Extract from the listing each line in which the word "screenshot" appears.

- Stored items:
━━━

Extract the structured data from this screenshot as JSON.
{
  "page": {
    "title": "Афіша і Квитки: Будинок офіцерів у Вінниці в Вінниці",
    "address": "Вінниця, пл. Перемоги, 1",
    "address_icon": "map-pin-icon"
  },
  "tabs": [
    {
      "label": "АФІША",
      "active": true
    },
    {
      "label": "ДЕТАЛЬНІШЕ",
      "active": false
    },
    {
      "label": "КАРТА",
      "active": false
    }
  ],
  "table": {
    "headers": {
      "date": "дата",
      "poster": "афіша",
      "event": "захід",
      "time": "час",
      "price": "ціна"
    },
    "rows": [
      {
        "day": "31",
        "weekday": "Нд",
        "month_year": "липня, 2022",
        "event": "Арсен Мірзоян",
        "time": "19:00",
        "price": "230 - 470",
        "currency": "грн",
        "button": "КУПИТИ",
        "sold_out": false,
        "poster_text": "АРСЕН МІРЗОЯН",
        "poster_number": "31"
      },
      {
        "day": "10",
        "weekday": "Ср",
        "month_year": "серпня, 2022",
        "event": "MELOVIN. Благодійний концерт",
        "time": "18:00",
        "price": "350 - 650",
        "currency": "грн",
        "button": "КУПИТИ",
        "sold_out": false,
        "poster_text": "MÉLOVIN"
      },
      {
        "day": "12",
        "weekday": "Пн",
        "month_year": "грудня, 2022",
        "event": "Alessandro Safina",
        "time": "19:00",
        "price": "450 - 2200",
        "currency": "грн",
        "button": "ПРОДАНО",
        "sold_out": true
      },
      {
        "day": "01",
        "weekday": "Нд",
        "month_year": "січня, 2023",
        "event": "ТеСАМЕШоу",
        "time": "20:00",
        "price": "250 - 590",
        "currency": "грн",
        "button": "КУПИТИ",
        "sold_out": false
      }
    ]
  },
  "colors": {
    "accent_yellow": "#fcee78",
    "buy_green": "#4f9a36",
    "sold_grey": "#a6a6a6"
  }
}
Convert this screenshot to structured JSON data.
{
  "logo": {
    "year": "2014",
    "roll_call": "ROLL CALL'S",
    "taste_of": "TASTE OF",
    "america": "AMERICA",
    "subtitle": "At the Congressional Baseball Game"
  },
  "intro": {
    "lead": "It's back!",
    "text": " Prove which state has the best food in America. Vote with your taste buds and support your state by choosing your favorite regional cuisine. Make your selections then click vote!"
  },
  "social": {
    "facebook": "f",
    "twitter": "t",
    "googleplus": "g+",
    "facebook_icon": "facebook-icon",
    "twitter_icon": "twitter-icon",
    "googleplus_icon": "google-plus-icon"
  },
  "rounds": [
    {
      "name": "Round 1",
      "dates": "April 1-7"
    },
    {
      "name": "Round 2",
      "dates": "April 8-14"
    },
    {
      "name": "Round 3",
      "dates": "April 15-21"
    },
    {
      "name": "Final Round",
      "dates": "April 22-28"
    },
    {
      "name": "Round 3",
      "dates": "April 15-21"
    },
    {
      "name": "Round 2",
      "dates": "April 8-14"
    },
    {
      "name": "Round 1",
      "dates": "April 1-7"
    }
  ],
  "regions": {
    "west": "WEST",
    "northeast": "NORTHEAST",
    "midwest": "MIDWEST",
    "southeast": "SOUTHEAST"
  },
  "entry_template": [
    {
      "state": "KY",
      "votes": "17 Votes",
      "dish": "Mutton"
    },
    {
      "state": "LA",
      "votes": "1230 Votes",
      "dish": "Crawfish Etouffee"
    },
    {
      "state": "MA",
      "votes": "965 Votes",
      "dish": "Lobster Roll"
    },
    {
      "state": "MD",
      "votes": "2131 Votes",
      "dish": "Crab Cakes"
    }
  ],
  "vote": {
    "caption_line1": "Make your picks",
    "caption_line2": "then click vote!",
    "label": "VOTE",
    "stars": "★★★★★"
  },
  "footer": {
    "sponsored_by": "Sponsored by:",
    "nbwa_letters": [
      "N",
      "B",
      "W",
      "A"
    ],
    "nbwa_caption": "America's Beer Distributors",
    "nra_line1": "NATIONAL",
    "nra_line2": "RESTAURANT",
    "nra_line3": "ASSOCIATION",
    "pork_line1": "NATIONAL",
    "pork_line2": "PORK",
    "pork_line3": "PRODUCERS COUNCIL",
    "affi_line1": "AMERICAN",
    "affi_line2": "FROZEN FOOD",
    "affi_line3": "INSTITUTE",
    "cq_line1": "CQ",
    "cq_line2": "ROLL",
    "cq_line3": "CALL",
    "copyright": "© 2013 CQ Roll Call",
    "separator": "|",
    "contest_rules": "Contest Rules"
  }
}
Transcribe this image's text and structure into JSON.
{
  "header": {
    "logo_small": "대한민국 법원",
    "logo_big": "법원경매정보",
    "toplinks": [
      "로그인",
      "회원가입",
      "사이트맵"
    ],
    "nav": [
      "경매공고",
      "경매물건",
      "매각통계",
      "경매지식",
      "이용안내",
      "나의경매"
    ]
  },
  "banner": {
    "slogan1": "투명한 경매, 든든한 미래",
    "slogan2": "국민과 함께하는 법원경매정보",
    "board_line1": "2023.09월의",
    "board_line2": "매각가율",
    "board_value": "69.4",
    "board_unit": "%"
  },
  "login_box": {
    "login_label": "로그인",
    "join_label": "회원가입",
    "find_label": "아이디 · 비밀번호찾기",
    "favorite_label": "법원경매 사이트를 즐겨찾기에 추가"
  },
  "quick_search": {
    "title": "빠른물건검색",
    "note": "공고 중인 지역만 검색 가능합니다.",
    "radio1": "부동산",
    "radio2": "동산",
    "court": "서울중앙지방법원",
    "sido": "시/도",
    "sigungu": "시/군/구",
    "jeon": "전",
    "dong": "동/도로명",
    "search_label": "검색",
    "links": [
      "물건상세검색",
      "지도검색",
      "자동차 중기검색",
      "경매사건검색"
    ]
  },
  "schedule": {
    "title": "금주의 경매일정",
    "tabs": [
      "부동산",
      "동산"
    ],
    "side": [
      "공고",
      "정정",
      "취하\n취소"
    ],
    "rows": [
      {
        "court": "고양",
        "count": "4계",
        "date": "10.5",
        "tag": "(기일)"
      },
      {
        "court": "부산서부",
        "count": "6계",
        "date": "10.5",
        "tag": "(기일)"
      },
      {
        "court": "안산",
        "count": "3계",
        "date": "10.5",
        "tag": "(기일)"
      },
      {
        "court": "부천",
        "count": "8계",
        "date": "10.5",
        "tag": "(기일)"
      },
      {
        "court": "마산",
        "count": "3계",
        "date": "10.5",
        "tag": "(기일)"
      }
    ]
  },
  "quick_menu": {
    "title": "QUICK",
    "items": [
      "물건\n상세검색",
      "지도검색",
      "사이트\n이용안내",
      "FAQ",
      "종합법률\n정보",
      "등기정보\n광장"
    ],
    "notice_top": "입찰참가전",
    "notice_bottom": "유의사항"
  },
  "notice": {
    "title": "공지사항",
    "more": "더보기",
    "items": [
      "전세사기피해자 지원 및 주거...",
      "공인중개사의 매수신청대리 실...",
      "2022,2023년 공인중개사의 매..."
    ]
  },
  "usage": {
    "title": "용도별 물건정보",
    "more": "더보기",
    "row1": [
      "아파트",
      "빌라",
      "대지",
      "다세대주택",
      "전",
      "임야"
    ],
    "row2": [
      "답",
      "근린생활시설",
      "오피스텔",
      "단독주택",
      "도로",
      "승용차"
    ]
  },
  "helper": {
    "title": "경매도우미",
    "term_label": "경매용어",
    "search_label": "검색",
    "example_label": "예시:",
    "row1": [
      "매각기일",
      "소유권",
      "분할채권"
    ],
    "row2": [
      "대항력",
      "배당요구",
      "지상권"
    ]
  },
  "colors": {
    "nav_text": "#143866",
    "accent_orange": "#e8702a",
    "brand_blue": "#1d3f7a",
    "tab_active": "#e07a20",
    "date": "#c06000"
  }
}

━━━

- Response to the task:
Extract the structured data from this screenshot as JSON.
Convert this screenshot to structured JSON data.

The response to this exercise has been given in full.